| EXERCISE AIM |
Search the data for the string "biological" and gather each line it is in.

[Rows from a figure dataset]
======

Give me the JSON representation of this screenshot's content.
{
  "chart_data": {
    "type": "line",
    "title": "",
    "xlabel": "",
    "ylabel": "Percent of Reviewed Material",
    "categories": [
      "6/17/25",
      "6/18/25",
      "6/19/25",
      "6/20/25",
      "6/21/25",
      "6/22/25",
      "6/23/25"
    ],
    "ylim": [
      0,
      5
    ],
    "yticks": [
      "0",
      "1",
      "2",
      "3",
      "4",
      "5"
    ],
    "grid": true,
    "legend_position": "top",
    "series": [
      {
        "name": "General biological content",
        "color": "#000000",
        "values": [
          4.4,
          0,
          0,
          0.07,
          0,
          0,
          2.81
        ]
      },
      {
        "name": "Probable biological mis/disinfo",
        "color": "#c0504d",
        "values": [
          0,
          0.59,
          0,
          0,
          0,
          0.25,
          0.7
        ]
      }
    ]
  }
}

======

| ANSWER IN FULL |
        "name": "General biological content",
        "name": "Probable biological mis/disinfo",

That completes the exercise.